Dataset listings of figures:
>> Begin

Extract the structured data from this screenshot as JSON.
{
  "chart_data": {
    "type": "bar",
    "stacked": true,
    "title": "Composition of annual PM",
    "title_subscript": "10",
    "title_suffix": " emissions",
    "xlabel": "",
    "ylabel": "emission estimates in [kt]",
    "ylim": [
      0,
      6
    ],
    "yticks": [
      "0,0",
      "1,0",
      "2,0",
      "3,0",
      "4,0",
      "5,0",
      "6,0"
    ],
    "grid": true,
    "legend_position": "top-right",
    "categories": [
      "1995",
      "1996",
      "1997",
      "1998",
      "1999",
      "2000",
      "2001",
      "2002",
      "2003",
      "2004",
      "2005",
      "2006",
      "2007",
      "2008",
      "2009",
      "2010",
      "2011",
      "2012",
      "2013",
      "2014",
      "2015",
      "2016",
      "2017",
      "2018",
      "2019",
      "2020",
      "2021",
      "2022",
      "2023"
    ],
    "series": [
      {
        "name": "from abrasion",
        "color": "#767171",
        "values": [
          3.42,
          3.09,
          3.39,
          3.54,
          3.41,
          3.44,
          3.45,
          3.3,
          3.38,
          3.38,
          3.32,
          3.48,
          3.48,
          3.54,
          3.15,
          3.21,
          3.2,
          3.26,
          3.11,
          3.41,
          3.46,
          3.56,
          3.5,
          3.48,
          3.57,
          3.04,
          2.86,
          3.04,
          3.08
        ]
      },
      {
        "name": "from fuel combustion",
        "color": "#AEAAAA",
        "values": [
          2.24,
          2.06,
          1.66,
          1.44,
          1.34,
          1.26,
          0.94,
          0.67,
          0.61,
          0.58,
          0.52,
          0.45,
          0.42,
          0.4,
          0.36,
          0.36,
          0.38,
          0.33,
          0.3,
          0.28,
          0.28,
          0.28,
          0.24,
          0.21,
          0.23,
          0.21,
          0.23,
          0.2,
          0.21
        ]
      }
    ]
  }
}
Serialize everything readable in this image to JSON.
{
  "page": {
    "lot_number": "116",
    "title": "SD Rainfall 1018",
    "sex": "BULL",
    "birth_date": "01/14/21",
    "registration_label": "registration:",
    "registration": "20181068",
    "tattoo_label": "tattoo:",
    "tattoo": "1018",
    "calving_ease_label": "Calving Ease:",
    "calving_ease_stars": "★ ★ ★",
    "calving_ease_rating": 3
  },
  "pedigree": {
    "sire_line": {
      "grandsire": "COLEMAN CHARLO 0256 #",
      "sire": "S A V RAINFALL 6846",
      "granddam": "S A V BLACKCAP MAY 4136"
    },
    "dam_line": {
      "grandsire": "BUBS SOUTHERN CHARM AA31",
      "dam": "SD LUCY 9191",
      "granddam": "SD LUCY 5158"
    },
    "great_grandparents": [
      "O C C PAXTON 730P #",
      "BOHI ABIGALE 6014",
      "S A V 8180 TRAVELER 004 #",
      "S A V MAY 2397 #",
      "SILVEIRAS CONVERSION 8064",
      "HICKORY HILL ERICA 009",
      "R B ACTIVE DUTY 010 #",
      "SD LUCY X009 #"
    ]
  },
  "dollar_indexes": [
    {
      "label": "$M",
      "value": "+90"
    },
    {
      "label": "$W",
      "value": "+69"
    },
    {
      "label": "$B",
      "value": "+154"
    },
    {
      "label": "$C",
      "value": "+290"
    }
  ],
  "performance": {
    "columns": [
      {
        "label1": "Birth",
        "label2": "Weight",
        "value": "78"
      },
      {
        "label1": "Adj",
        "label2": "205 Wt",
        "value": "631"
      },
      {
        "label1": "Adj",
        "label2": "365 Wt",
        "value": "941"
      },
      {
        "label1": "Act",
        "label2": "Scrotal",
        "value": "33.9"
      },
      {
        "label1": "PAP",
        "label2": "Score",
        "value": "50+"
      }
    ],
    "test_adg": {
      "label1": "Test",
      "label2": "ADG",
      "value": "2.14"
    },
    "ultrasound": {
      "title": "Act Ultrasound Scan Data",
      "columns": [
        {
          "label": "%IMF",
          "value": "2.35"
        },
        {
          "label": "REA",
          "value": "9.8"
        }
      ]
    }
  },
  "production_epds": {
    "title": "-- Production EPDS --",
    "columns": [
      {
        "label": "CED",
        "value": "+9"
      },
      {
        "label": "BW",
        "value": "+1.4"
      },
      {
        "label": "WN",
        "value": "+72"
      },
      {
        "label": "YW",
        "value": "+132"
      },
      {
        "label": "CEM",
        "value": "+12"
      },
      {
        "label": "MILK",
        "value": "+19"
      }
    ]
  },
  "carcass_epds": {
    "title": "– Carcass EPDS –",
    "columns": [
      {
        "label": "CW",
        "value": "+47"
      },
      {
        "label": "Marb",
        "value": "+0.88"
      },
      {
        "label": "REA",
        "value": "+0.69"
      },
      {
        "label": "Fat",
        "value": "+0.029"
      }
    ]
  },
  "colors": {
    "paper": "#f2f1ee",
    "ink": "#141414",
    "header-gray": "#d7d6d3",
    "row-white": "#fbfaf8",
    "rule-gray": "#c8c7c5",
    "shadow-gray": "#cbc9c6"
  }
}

>> End

■ **Problem**:
Reproduce each entry from the records above, character for character.

■ **Written solution**:
Extract the structured data from this screenshot as JSON.
{
  "chart_data": {
    "type": "bar",
    "stacked": true,
    "title": "Composition of annual PM",
    "title_subscript": "10",
    "title_suffix": " emissions",
    "xlabel": "",
    "ylabel": "emission estimates in [kt]",
    "ylim": [
      0,
      6
    ],
    "yticks": [
      "0,0",
      "1,0",
      "2,0",
      "3,0",
      "4,0",
      "5,0",
      "6,0"
    ],
    "grid": true,
    "legend_position": "top-right",
    "categories": [
      "1995",
      "1996",
      "1997",
      "1998",
      "1999",
      "2000",
      "2001",
      "2002",
      "2003",
      "2004",
      "2005",
      "2006",
      "2007",
      "2008",
      "2009",
      "2010",
      "2011",
      "2012",
      "2013",
      "2014",
      "2015",
      "2016",
      "2017",
      "2018",
      "2019",
      "2020",
      "2021",
      "2022",
      "2023"
    ],
    "series": [
      {
        "name": "from abrasion",
        "color": "#767171",
        "values": [
          3.42,
          3.09,
          3.39,
          3.54,
          3.41,
          3.44,
          3.45,
          3.3,
          3.38,
          3.38,
          3.32,
          3.48,
          3.48,
          3.54,
          3.15,
          3.21,
          3.2,
          3.26,
          3.11,
          3.41,
          3.46,
          3.56,
          3.5,
          3.48,
          3.57,
          3.04,
          2.86,
          3.04,
          3.08
        ]
      },
      {
        "name": "from fuel combustion",
        "color": "#AEAAAA",
        "values": [
          2.24,
          2.06,
          1.66,
          1.44,
          1.34,
          1.26,
          0.94,
          0.67,
          0.61,
          0.58,
          0.52,
          0.45,
          0.42,
          0.4,
          0.36,
          0.36,
          0.38,
          0.33,
          0.3,
          0.28,
          0.28,
          0.28,
          0.24,
          0.21,
          0.23,
          0.21,
          0.23,
          0.2,
          0.21
        ]
      }
    ]
  }
}
Serialize everything readable in this image to JSON.
{
  "page": {
    "lot_number": "116",
    "title": "SD Rainfall 1018",
    "sex": "BULL",
    "birth_date": "01/14/21",
    "registration_label": "registration:",
    "registration": "20181068",
    "tattoo_label": "tattoo:",
    "tattoo": "1018",
    "calving_ease_label": "Calving Ease:",
    "calving_ease_stars": "★ ★ ★",
    "calving_ease_rating": 3
  },
  "pedigree": {
    "sire_line": {
      "grandsire": "COLEMAN CHARLO 0256 #",
      "sire": "S A V RAINFALL 6846",
      "granddam": "S A V BLACKCAP MAY 4136"
    },
    "dam_line": {
      "grandsire": "BUBS SOUTHERN CHARM AA31",
      "dam": "SD LUCY 9191",
      "granddam": "SD LUCY 5158"
    },
    "great_grandparents": [
      "O C C PAXTON 730P #",
      "BOHI ABIGALE 6014",
      "S A V 8180 TRAVELER 004 #",
      "S A V MAY 2397 #",
      "SILVEIRAS CONVERSION 8064",
      "HICKORY HILL ERICA 009",
      "R B ACTIVE DUTY 010 #",
      "SD LUCY X009 #"
    ]
  },
  "dollar_indexes": [
    {
      "label": "$M",
      "value": "+90"
    },
    {
      "label": "$W",
      "value": "+69"
    },
    {
      "label": "$B",
      "value": "+154"
    },
    {
      "label": "$C",
      "value": "+290"
    }
  ],
  "performance": {
    "columns": [
      {
        "label1": "Birth",
        "label2": "Weight",
        "value": "78"
      },
      {
        "label1": "Adj",
        "label2": "205 Wt",
        "value": "631"
      },
      {
        "label1": "Adj",
        "label2": "365 Wt",
        "value": "941"
      },
      {
        "label1": "Act",
        "label2": "Scrotal",
        "value": "33.9"
      },
      {
        "label1": "PAP",
        "label2": "Score",
        "value": "50+"
      }
    ],
    "test_adg": {
      "label1": "Test",
      "label2": "ADG",
      "value": "2.14"
    },
    "ultrasound": {
      "title": "Act Ultrasound Scan Data",
      "columns": [
        {
          "label": "%IMF",
          "value": "2.35"
        },
        {
          "label": "REA",
          "value": "9.8"
        }
      ]
    }
  },
  "production_epds": {
    "title": "-- Production EPDS --",
    "columns": [
      {
        "label": "CED",
        "value": "+9"
      },
      {
        "label": "BW",
        "value": "+1.4"
      },
      {
        "label": "WN",
        "value": "+72"
      },
      {
        "label": "YW",
        "value": "+132"
      },
      {
        "label": "CEM",
        "value": "+12"
      },
      {
        "label": "MILK",
        "value": "+19"
      }
    ]
  },
  "carcass_epds": {
    "title": "– Carcass EPDS –",
    "columns": [
      {
        "label": "CW",
        "value": "+47"
      },
      {
        "label": "Marb",
        "value": "+0.88"
      },
      {
        "label": "REA",
        "value": "+0.69"
      },
      {
        "label": "Fat",
        "value": "+0.029"
      }
    ]
  },
  "colors": {
    "paper": "#f2f1ee",
    "ink": "#141414",
    "header-gray": "#d7d6d3",
    "row-white": "#fbfaf8",
    "rule-gray": "#c8c7c5",
    "shadow-gray": "#cbc9c6"
  }
}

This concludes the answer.